DO THIS: Extract each line containing the string "title".

Items from a data source:
════

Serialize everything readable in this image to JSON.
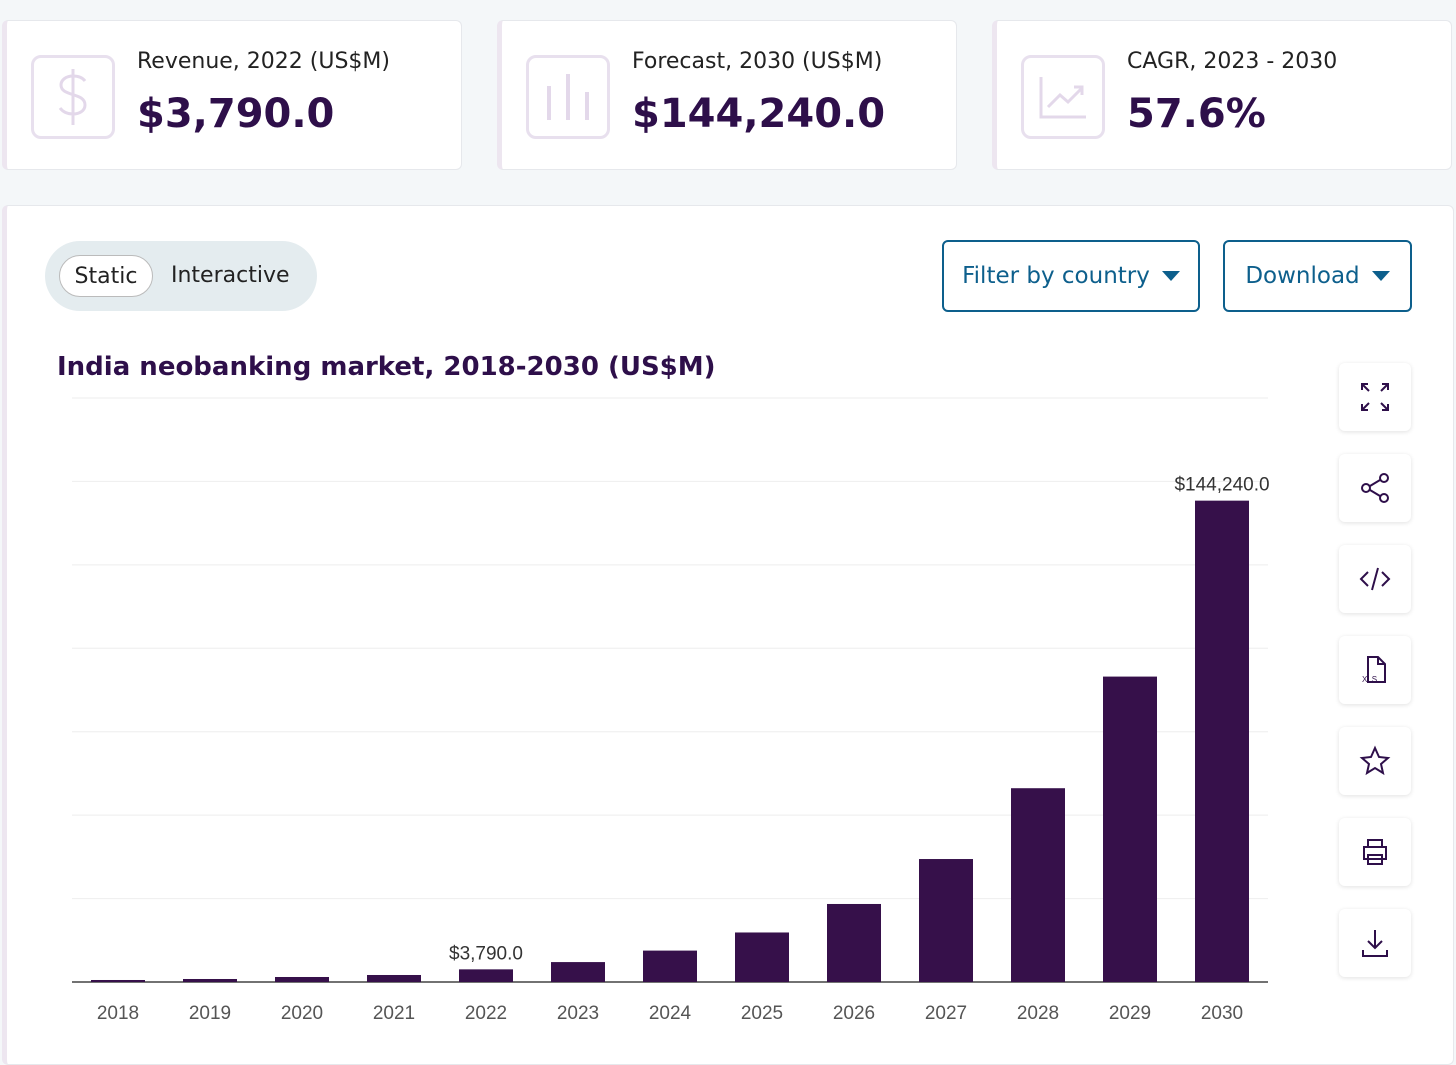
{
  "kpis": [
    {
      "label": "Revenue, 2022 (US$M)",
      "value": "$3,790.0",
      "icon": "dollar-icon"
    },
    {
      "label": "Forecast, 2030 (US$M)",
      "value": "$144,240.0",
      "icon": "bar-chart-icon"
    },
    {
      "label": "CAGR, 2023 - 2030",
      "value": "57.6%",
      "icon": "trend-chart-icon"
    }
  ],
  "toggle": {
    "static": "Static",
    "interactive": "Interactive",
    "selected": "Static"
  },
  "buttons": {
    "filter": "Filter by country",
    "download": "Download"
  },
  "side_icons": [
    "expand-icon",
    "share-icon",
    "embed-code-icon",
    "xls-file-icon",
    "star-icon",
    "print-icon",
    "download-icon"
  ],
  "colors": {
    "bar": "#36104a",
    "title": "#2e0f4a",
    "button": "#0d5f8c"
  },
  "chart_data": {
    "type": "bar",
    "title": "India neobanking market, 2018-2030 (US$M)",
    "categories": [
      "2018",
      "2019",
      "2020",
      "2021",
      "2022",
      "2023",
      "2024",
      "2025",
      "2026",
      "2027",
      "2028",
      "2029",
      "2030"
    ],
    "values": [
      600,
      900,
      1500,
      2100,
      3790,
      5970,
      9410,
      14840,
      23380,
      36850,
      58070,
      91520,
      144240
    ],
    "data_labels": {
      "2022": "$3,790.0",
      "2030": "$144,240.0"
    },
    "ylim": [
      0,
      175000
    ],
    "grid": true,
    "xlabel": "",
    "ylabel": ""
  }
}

════

IN RESPONSE:
    "title": "#2e0f4a",
    "title": "India neobanking market, 2018-2030 (US$M)",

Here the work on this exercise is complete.